#### CO ZROBISZ:
a. Wypisz wszystkie role, jakie według pierwszego zdania tekstu o Stanisławie Supruniuku pełnił w życiu.
b. Przepisz słowo w słowo fragment tekstu o Stanisławie Supruniuku: zacznij od słów „Supruniuk szefował elbląskiej”, a skończ na słowach „dla Związku Radzieckiego.”.
c. Kontynuuj tekst o Stanisławie Supruniuku, zaczynając zaraz po jego ostatnim zdaniu.

#### TEKST STRONY:
§ §
13:00

Urodził się w 1921 roku w Zagłuszu na Polesiu, był agentem NKWD, partyzantem sowieckim, funkcjonariuszem Urzędu Bezpieczeństwa, dyplomatą. Gdy wybuchła II wojna światowa, miał skończone cztery klasy. W latach 1942-1943 był nauczycielem w jednej ze szkół w ZSRR. Można uznać, że Stanisław Supruniuk był najbardziej znanym szefem PUBP w Elblągu.
Supruniuk szefował elbląskiej bezpiece od lutego 1948 r. do kwietnia 1949 r. Od stycznia 1949 r. wchodził również w skład Miejskiej Rady Narodowej w Elblągu, a od lutego był członkiem Egzekutywy Komitetu Miejskiego /KM/ PZPR. W czerwcu 1949 r. Supruniuka przerzucono do Gdańska. Jako kapitan WUBP w Gdańsku był m.in. w 1950 r. aktywnie zaangażowany w rozpracowanie podziemnych organizacji niepodległościowych działającej na terenie województwa gdańskiego pod nazwą Ruch Oporu Armii Krajowej oraz Polska Armia Podziemna
„Zamech" oczkiem w głowie elbląskiej bezpieki
Supruniuk przychodząc do Elbląga był już doświadczonym i sprawdzonym bezpieczniakiem. Można z dużą pewnością założyć, ze głównym przedmiotem jego zainteresowania w Elblągu był „Zamech" i inne obiekty przemysłowe. Miały one strategiczne znaczenie, nie tylko dla Polski Ludowej. „Zamech” produkował również dla Związku Radzieckiego.
§ §
#### SUROWE REKORDY:
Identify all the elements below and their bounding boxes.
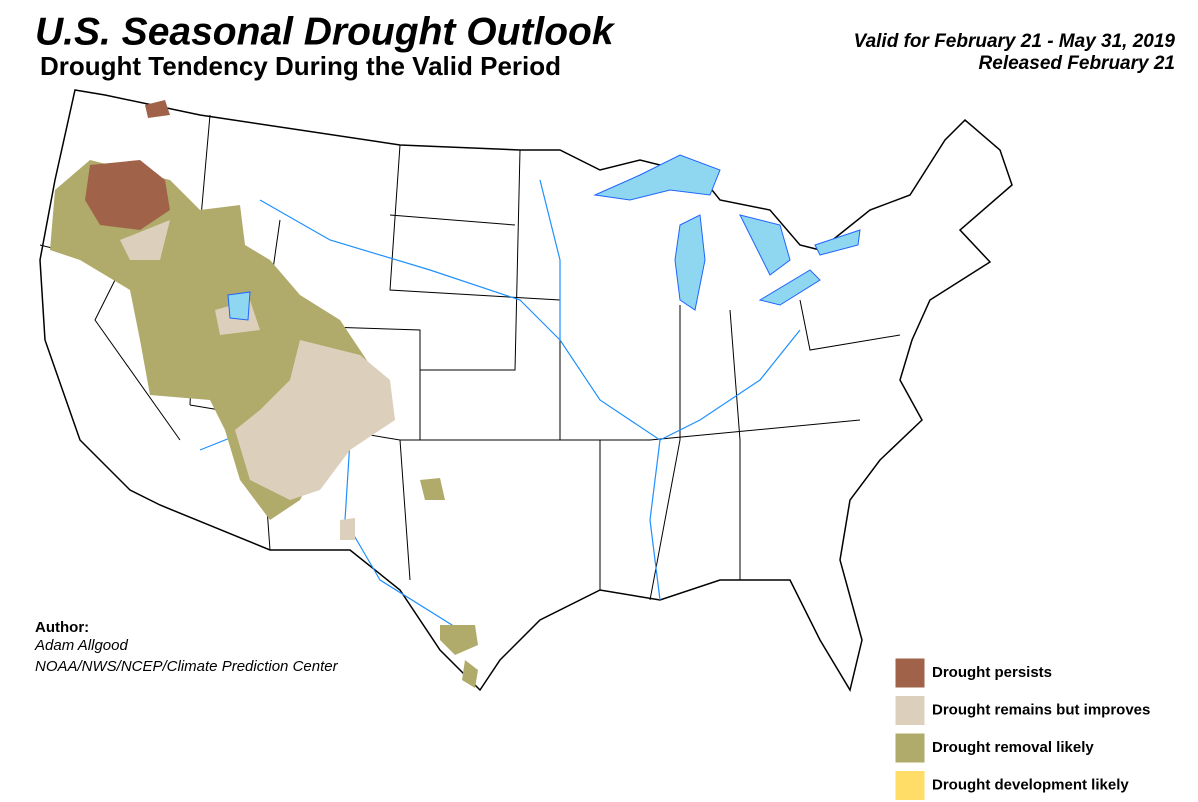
drought-persists-area (85, 100, 170, 230)
drought-improves-area (120, 220, 395, 540)
legend-swatch (894, 657, 926, 689)
legend-label: Drought removal likely (932, 739, 1094, 756)
legend-swatch (894, 695, 926, 726)
legend-swatch (894, 732, 926, 764)
valid-period: Valid for February 21 - May 31, 2019 (854, 31, 1176, 52)
legend-label: Drought persists (932, 664, 1052, 681)
title: U.S. Seasonal Drought Outlook (35, 10, 616, 53)
subtitle: Drought Tendency During the Valid Period (40, 51, 561, 81)
drought-removal-texas (420, 478, 478, 688)
author-name: Adam Allgood (34, 637, 128, 654)
legend-swatch (894, 770, 926, 801)
great-lakes (227, 154, 861, 321)
legend-label: Drought development likely (932, 776, 1129, 793)
legend-label: Drought remains but improves (932, 701, 1150, 718)
release-date: Released February 21 (979, 53, 1175, 74)
legend: Drought persists Drought remains but impr… (894, 657, 1150, 801)
author-label: Author: (35, 619, 89, 636)
author-organization: NOAA/NWS/NCEP/Climate Prediction Center (35, 658, 339, 675)
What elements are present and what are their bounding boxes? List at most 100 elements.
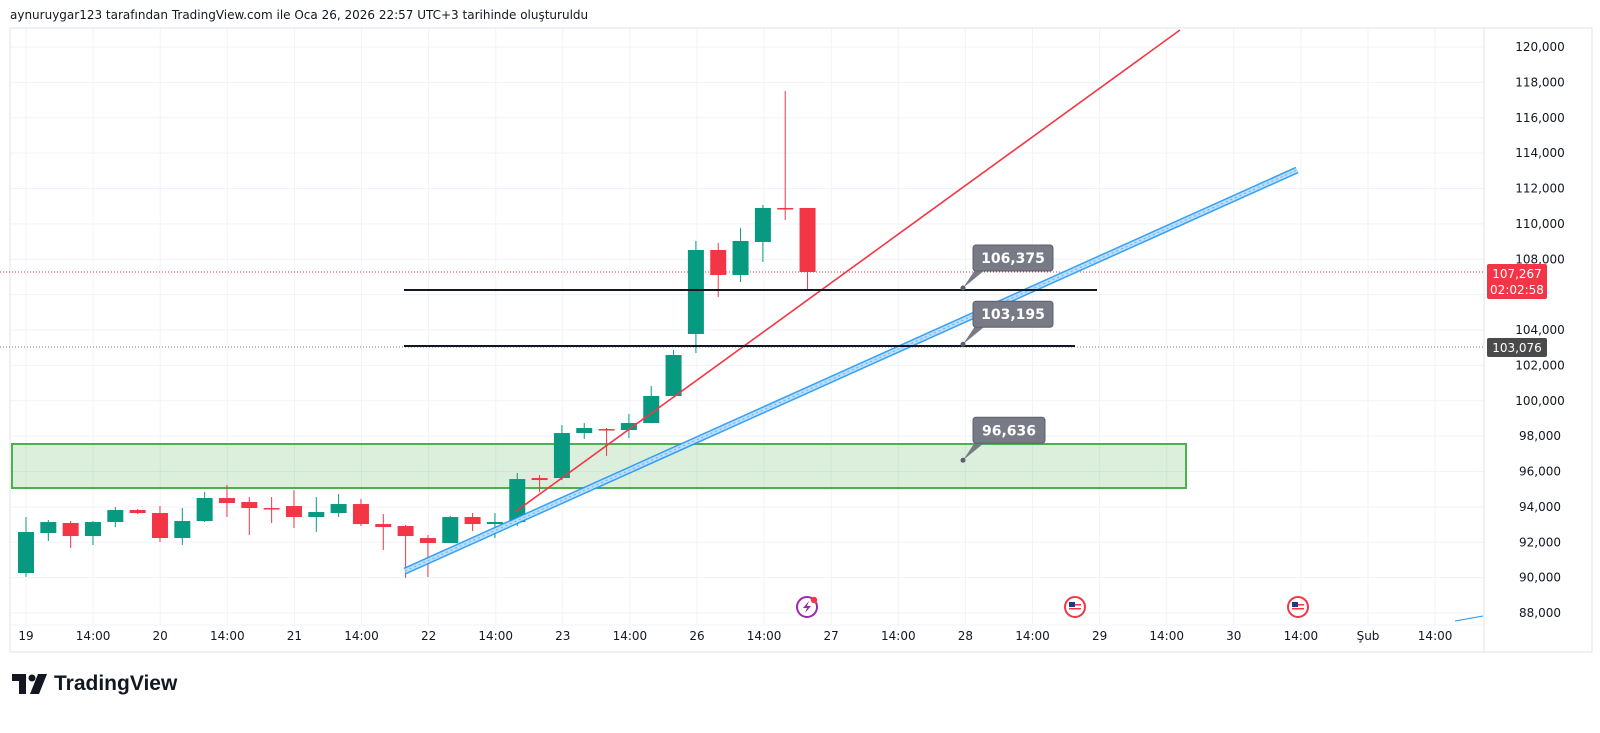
- candle: [18, 517, 34, 578]
- channel-trendline[interactable]: [403, 166, 1299, 575]
- candle: [710, 242, 727, 298]
- candle-body: [129, 510, 146, 514]
- price-tick-label: 110,000: [1515, 217, 1565, 231]
- time-tick-label: 14:00: [344, 629, 379, 643]
- tradingview-logo-icon: [12, 674, 47, 694]
- us-flag-icon[interactable]: [1064, 596, 1086, 618]
- anchor-point[interactable]: [960, 285, 966, 291]
- tradingview-logo[interactable]: TradingView: [12, 672, 177, 696]
- price-callout[interactable]: 96,636: [960, 416, 1046, 463]
- time-axis[interactable]: 19 14:00 20 14:00 21 14:00 22 14:00 23 14:00 26 14:…: [18, 629, 1452, 643]
- chart-border: [9, 27, 1593, 653]
- candle-body: [620, 423, 637, 431]
- anchor-point[interactable]: [960, 341, 966, 347]
- price-tick-label: 98,000: [1519, 429, 1561, 443]
- candle-body: [151, 513, 168, 539]
- candle: [196, 492, 213, 523]
- last-price-value: 107,267: [1492, 267, 1542, 281]
- candle-body: [84, 522, 101, 537]
- candle: [665, 350, 682, 397]
- candle-body: [576, 428, 593, 434]
- time-tick-label: 14:00: [1418, 629, 1453, 643]
- price-tick-label: 120,000: [1515, 40, 1565, 54]
- candle-body: [710, 249, 727, 275]
- price-tick-label: 118,000: [1515, 75, 1565, 89]
- price-callout-label: 106,375: [981, 251, 1045, 267]
- anchor-point[interactable]: [960, 457, 966, 463]
- candle-body: [40, 522, 57, 534]
- time-tick-label: 22: [421, 629, 436, 643]
- candle: [218, 485, 235, 518]
- marked-price-value: 103,076: [1492, 341, 1542, 355]
- candle: [799, 207, 816, 291]
- time-tick-label: 28: [958, 629, 973, 643]
- us-flag-icon[interactable]: [1287, 596, 1309, 618]
- candle-body: [107, 510, 124, 523]
- candle: [285, 490, 302, 529]
- candle-body: [598, 429, 615, 431]
- bar-countdown: 02:02:58: [1490, 283, 1544, 297]
- candle-body: [375, 524, 392, 528]
- candle-body: [263, 508, 280, 510]
- candle: [308, 497, 325, 533]
- candle-body: [531, 478, 548, 481]
- candle: [531, 475, 548, 493]
- time-tick-label: 14:00: [1284, 629, 1319, 643]
- candle-body: [509, 479, 526, 523]
- price-callout-label: 103,195: [981, 307, 1045, 323]
- candle: [84, 521, 101, 546]
- time-tick-label: 14:00: [1015, 629, 1050, 643]
- candle-body: [241, 502, 258, 509]
- candle-body: [18, 532, 34, 574]
- candle: [241, 497, 258, 536]
- time-tick-label: 14:00: [76, 629, 111, 643]
- candle: [777, 90, 794, 220]
- price-tick-label: 90,000: [1519, 571, 1561, 585]
- candle-body: [397, 526, 414, 537]
- candle-body: [174, 521, 191, 539]
- candle: [464, 513, 481, 532]
- time-tick-label: 29: [1092, 629, 1107, 643]
- price-tick-label: 114,000: [1515, 146, 1565, 160]
- price-tick-label: 116,000: [1515, 111, 1565, 125]
- candle: [263, 497, 280, 524]
- candle: [732, 227, 749, 283]
- candle-body: [442, 517, 459, 544]
- price-callout[interactable]: 106,375: [960, 244, 1054, 291]
- price-callout[interactable]: 103,195: [960, 300, 1054, 347]
- candle-body: [486, 522, 503, 525]
- time-tick-label: 30: [1226, 629, 1241, 643]
- candle: [129, 509, 146, 515]
- time-tick-label: 19: [18, 629, 33, 643]
- candle: [419, 535, 436, 578]
- price-tick-label: 102,000: [1515, 358, 1565, 372]
- candle: [620, 414, 637, 439]
- candle: [330, 494, 347, 518]
- price-tick-label: 104,000: [1515, 323, 1565, 337]
- candle-body: [754, 207, 771, 242]
- candle-body: [196, 498, 213, 522]
- time-tick-label: 23: [555, 629, 570, 643]
- price-tick-label: 108,000: [1515, 252, 1565, 266]
- price-tick-label: 94,000: [1519, 500, 1561, 514]
- time-tick-label: 14:00: [210, 629, 245, 643]
- red-trendline[interactable]: [514, 29, 1181, 513]
- price-axis[interactable]: 120,000 118,000 116,000 114,000 112,000 110,0…: [1515, 40, 1565, 620]
- time-tick-label: 14:00: [613, 629, 648, 643]
- candle-body: [62, 523, 79, 537]
- lightning-icon[interactable]: [796, 596, 818, 618]
- time-tick-label: 14:00: [881, 629, 916, 643]
- candle-body: [330, 504, 347, 514]
- price-tick-label: 112,000: [1515, 182, 1565, 196]
- candle-body: [352, 504, 369, 525]
- time-tick-label: 21: [287, 629, 302, 643]
- last-price-tag: 107,267 02:02:58: [1487, 264, 1547, 299]
- candle: [62, 521, 79, 549]
- candle: [553, 425, 570, 481]
- candle: [576, 423, 593, 440]
- time-tick-label: 20: [153, 629, 168, 643]
- price-callout-label: 96,636: [982, 423, 1036, 439]
- candles: [18, 90, 816, 579]
- candle-body: [665, 355, 682, 397]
§ §
#### GOTOWE ODPOWIEDZI:
a. agent NKWD, partyzant sowiecki, funkcjonariusz Urzędu Bezpieczeństwa, dyplomata

b.
Supruniuk szefował elbląskiej bezpiece od lutego 1948 r. do kwietnia 1949 r. Od stycznia 1949 r. wchodził również w skład Miejskiej Rady Narodowej w Elblągu, a od lutego był członkiem Egzekutywy Komitetu Miejskiego /KM/ PZPR. W czerwcu 1949 r. Supruniuka przerzucono do Gdańska. Jako kapitan WUBP w Gdańsku był m.in. w 1950 r. aktywnie zaangażowany w rozpracowanie podziemnych organizacji niepodległościowych działającej na terenie województwa gdańskiego pod nazwą Ruch Oporu Armii Krajowej oraz Polska Armia Podziemna
„Zamech" oczkiem w głowie elbląskiej bezpieki
Supruniuk przychodząc do Elbląga był już doświadczonym i sprawdzonym bezpieczniakiem. Można z dużą pewnością założyć, ze głównym przedmiotem jego zainteresowania w Elblągu był „Zamech" i inne obiekty przemysłowe. Miały one strategiczne znaczenie, nie tylko dla Polski Ludowej. „Zamech” produkował również dla Związku Radzieckiego.

c.
Supruniuk miał już doświadczenie w „ochranianiu" obiektów przemysłowych. Do jego obowiązków jako szefa PUBP w Nisku należała m.in. ochrona zakładów przemysłowych w Stalowej Woli leżących na terenie przedwojennego Centralnego Okręgu Przemysłowego.
W kwietniu 1949 r. został awansowany na stanowisko Naczelnika Wydziału V-go WUBP w Gdańsku, w związku z tym bezpośredniej odpowiedzialności za aresztowania związane ze „sprawą elbląską" z lipca 1949 r. nie ponosi, nie oznacza to jednak, że sprawą tą się nie interesował i jej jakoś z Gdańska nie nadzorował. W każdym raporcie miesięcznym do WUBP Gdańsk (zwłaszcza od stycznia 1949 r.) poświęcał on znaczną jego część analizie sytuacji gospodarczej, nastrojom załóg w Zamechu (Stalowni), Fabryce Wyrobów Metalowych, Elbląskich Zakładach Przemysłu Odzieżowego, Majątkach Państwowych, T.O.R. /Technicznej Obsłudze Rolnictwa/, Ośrodkach Maszynowych itp.
W okresie kiedy kpt. S. Supruniuk był Szefem PUBP w Elblągu, w sprawozdaniach do Gdańska, szczególnie często informował zwierzchników o postępach w sprawach realizowanych przez poszczególne referaty PUBP, które nadzorował. Do spraw, które najczęściej poruszał należały m.in. te o kryptonimach „Fotograf", „Poczta" „Wojciech" (dotycząca działalności ks. Pracza-Praczyńskiego w Elblągu przedstawiona już przez autora na łamach portElu), „Emigranci", „Dąb”, „Dom” „Cieplarnia”.
„Fotograf”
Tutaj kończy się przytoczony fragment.